◆ Request
Only the lines from the line containing "Transcribe this image's" through the final line of the entries should be printed, exactly as given, with the pictures left out.

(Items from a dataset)
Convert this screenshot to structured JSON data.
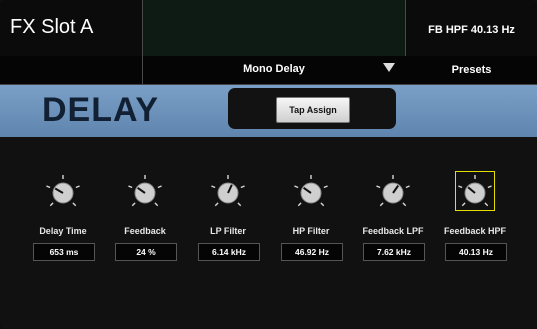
{
  "header": {
    "slot_title": "FX Slot A",
    "readout": "FB HPF   40.13 Hz",
    "effect_name": "Mono Delay",
    "presets_label": "Presets"
  },
  "banner": {
    "title": "DELAY",
    "tap_assign_label": "Tap Assign"
  },
  "knobs": [
    {
      "label": "Delay Time",
      "value": "653 ms",
      "angle_deg": -60,
      "selected": false
    },
    {
      "label": "Feedback",
      "value": "24 %",
      "angle_deg": -55,
      "selected": false
    },
    {
      "label": "LP Filter",
      "value": "6.14 kHz",
      "angle_deg": 25,
      "selected": false
    },
    {
      "label": "HP Filter",
      "value": "46.92 Hz",
      "angle_deg": -55,
      "selected": false
    },
    {
      "label": "Feedback LPF",
      "value": "7.62 kHz",
      "angle_deg": 35,
      "selected": false
    },
    {
      "label": "Feedback HPF",
      "value": "40.13 Hz",
      "angle_deg": -50,
      "selected": true
    }
  ],
  "colors": {
    "banner_blue": "#6b90b9",
    "highlight_yellow": "#e3e000"
  }
}
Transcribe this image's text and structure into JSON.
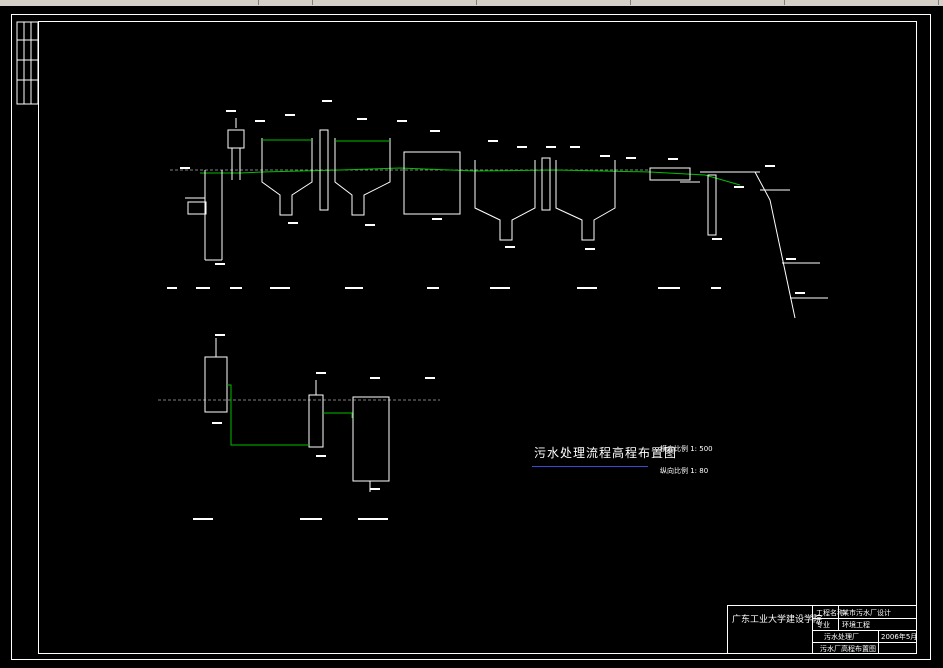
{
  "drawing": {
    "title": "污水处理流程高程布置图",
    "scale_h": "横向比例 1: 500",
    "scale_v": "纵向比例 1: 80"
  },
  "units_top": [
    {
      "name": "格栅",
      "elev_top": "74.560"
    },
    {
      "name": "提升泵房",
      "elev_top": "73.870"
    },
    {
      "name": "沉砂池",
      "elev_top": "74.575"
    },
    {
      "name": "初次沉淀池",
      "elev_top": "74.365"
    },
    {
      "name": "初次沉淀池",
      "elev_top": "74.145"
    },
    {
      "name": "曝气池",
      "elev_top": "73.945"
    },
    {
      "name": "二次沉淀池",
      "elev_top": "73.675"
    },
    {
      "name": "二次沉淀池",
      "elev_top": "73.445"
    },
    {
      "name": "接触消毒池",
      "elev_top": "73.075"
    },
    {
      "name": "出水井",
      "elev_top": "72.815"
    }
  ],
  "river": {
    "label_outlet": "排水渠",
    "label_mid": "河常年平均水位",
    "label_mid_val": "66.200",
    "label_low": "最低水位",
    "label_low_val": "63.700"
  },
  "units_bottom": [
    {
      "name": "剩余污泥泵"
    },
    {
      "name": "污泥浓缩池"
    },
    {
      "name": "污泥脱水机房"
    }
  ],
  "title_block": {
    "school": "广东工业大学建设学院",
    "r1c1": "工程名称",
    "r1c2": "某市污水厂设计",
    "r2c1": "专业",
    "r2c2": "环境工程",
    "r3": "污水处理厂",
    "r4": "污水厂高程布置图",
    "sheet": "2006年5月"
  },
  "colors": {
    "line": "#ffffff",
    "water": "#00c000",
    "title_rule": "#3a4bd8",
    "level": "#00bfff"
  }
}
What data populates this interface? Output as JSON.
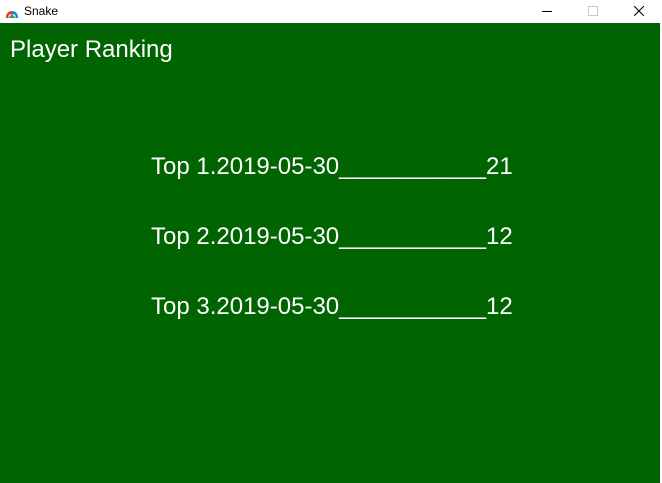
{
  "window": {
    "title": "Snake",
    "icon": "snake-app-icon",
    "controls": [
      "minimize-icon",
      "maximize-icon",
      "close-icon"
    ]
  },
  "colors": {
    "background": "#006400",
    "text": "#ffffff"
  },
  "screen": {
    "heading": "Player Ranking",
    "rankings": [
      {
        "text": "Top 1.2019-05-30___________21"
      },
      {
        "text": "Top 2.2019-05-30___________12"
      },
      {
        "text": "Top 3.2019-05-30___________12"
      }
    ]
  }
}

◆ Result for this task
Transcribe this image's text and structure into JSON.
{
  "drawing": {
    "title": "污水处理流程高程布置图",
    "scale_h": "横向比例 1: 500",
    "scale_v": "纵向比例 1: 80"
  },
  "units_top": [
    {
      "name": "格栅",
      "elev_top": "74.560"
    },
    {
      "name": "提升泵房",
      "elev_top": "73.870"
    },
    {
      "name": "沉砂池",
      "elev_top": "74.575"
    },
    {
      "name": "初次沉淀池",
      "elev_top": "74.365"
    },
    {
      "name": "初次沉淀池",
      "elev_top": "74.145"
    },
    {
      "name": "曝气池",
      "elev_top": "73.945"
    },
    {
      "name": "二次沉淀池",
      "elev_top": "73.675"
    },
    {
      "name": "二次沉淀池",
      "elev_top": "73.445"
    },
    {
      "name": "接触消毒池",
      "elev_top": "73.075"
    },
    {
      "name": "出水井",
      "elev_top": "72.815"
    }
  ],
  "river": {
    "label_outlet": "排水渠",
    "label_mid": "河常年平均水位",
    "label_mid_val": "66.200",
    "label_low": "最低水位",
    "label_low_val": "63.700"
  },
  "units_bottom": [
    {
      "name": "剩余污泥泵"
    },
    {
      "name": "污泥浓缩池"
    },
    {
      "name": "污泥脱水机房"
    }
  ],
  "title_block": {
    "school": "广东工业大学建设学院",
    "r1c1": "工程名称",
    "r1c2": "某市污水厂设计",
    "r2c1": "专业",
    "r2c2": "环境工程",
    "r3": "污水处理厂",
    "r4": "污水厂高程布置图",
    "sheet": "2006年5月"
  },
  "colors": {
    "line": "#ffffff",
    "water": "#00c000",
    "title_rule": "#3a4bd8",
    "level": "#00bfff"
  }
}
What data populates this interface? Output as JSON.
{
  "window": {
    "title": "Snake",
    "icon": "snake-app-icon",
    "controls": [
      "minimize-icon",
      "maximize-icon",
      "close-icon"
    ]
  },
  "colors": {
    "background": "#006400",
    "text": "#ffffff"
  },
  "screen": {
    "heading": "Player Ranking",
    "rankings": [
      {
        "text": "Top 1.2019-05-30___________21"
      },
      {
        "text": "Top 2.2019-05-30___________12"
      },
      {
        "text": "Top 3.2019-05-30___________12"
      }
    ]
  }
}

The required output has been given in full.